TASK OBJECTIVE: Copy out each line featuring the string "Output" from the entries beneath.

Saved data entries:
<<<<

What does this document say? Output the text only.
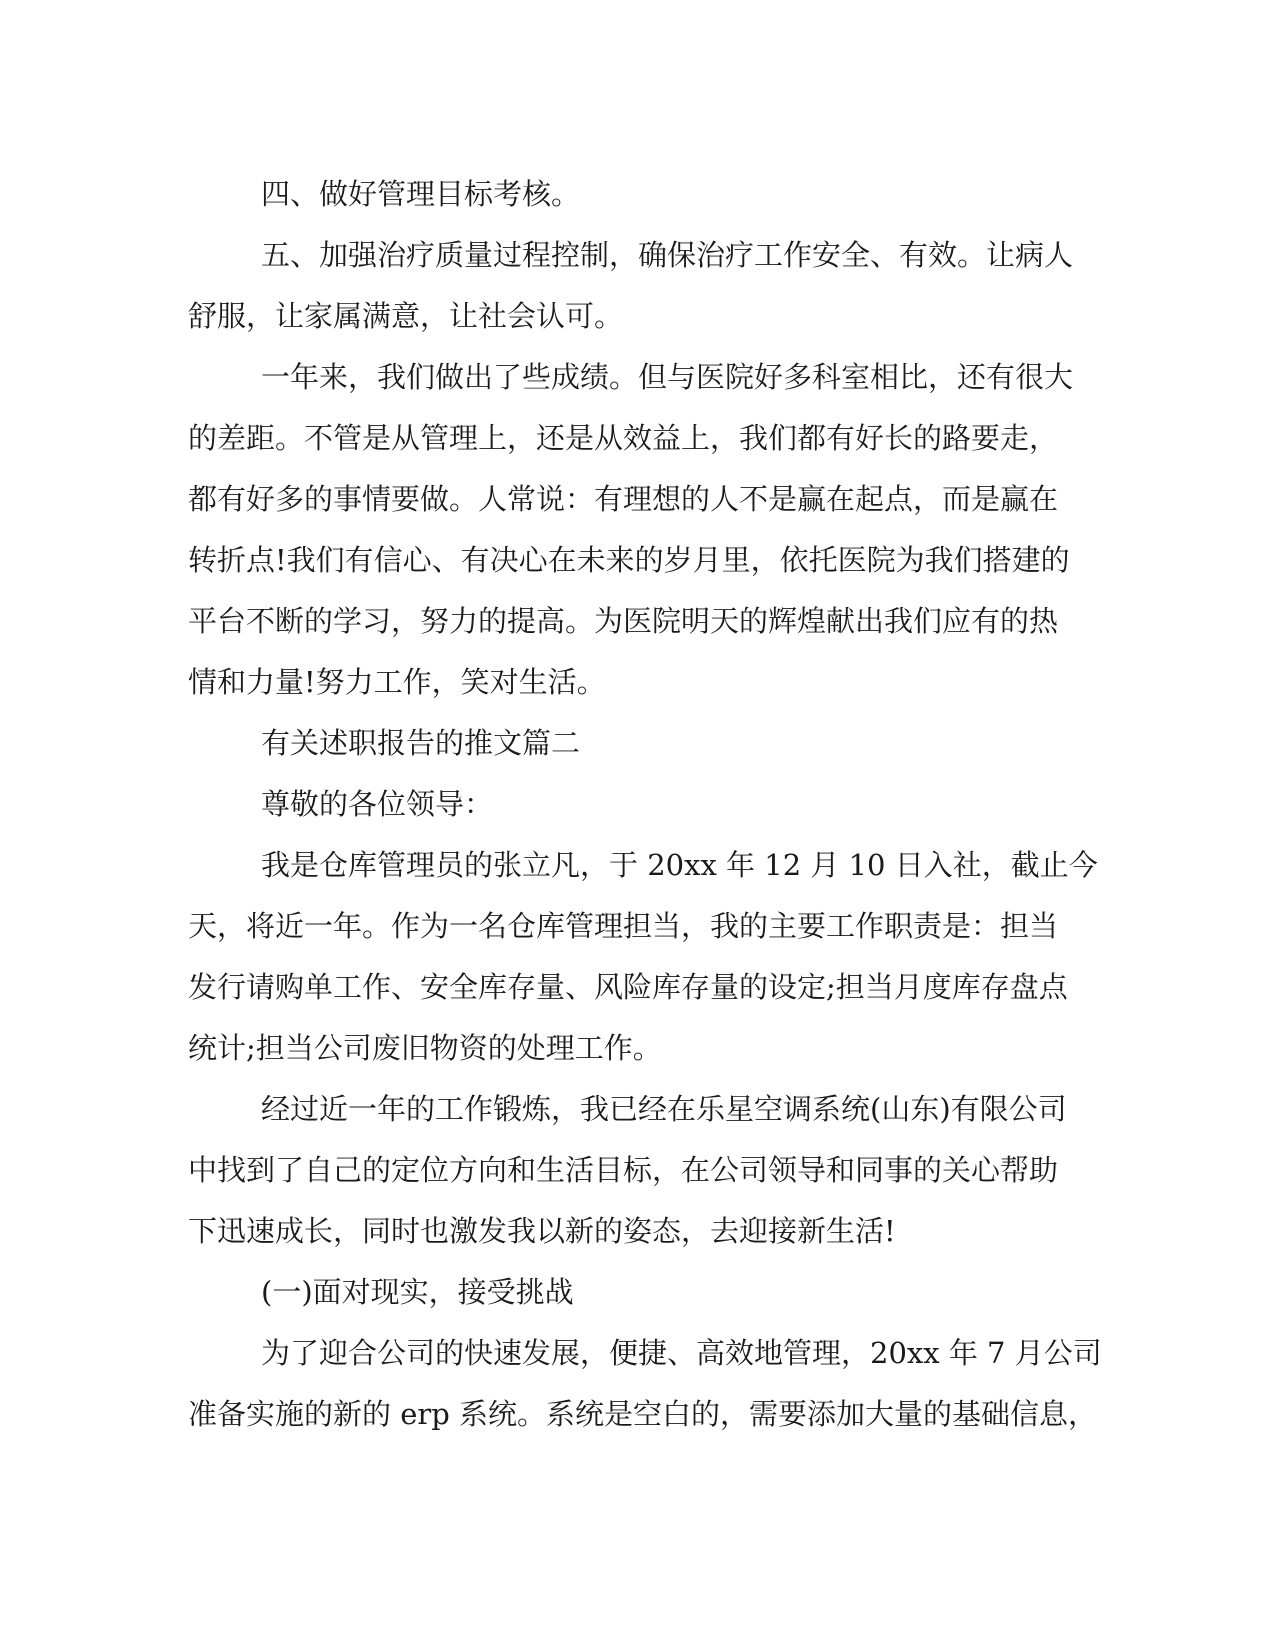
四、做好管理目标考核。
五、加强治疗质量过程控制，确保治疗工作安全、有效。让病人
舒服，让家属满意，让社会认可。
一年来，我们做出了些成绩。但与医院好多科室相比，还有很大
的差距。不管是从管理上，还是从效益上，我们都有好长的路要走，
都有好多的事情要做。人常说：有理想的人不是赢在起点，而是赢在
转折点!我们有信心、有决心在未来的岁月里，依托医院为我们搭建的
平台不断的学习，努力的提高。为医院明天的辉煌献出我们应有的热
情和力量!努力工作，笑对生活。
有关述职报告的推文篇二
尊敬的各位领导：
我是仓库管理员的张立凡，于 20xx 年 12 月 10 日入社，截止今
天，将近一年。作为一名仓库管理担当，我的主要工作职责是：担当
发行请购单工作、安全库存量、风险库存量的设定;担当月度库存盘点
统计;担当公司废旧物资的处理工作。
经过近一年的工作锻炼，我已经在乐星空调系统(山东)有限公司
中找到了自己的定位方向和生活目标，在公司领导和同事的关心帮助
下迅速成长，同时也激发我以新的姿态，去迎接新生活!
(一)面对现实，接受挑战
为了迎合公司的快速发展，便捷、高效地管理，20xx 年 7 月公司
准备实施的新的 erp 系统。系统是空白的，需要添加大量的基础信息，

>>>>
<<<<

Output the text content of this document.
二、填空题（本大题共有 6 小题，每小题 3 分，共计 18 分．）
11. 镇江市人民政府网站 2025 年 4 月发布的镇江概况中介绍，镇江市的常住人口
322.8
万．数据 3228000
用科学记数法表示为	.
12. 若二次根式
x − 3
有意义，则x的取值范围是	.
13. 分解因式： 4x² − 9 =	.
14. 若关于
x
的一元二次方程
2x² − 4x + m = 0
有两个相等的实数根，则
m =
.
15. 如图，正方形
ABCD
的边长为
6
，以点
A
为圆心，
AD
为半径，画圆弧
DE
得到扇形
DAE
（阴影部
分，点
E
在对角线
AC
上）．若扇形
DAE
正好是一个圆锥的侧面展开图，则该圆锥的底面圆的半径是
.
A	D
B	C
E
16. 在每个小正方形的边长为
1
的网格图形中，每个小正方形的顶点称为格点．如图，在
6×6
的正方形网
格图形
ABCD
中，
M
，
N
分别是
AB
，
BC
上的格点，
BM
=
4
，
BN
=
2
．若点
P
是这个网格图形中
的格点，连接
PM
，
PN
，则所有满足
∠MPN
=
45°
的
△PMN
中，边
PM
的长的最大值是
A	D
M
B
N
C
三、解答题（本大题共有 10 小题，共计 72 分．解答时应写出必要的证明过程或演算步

>>>>

RESULT FOR THIS TASK:
What does this document say? Output the text only.
Output the text content of this document.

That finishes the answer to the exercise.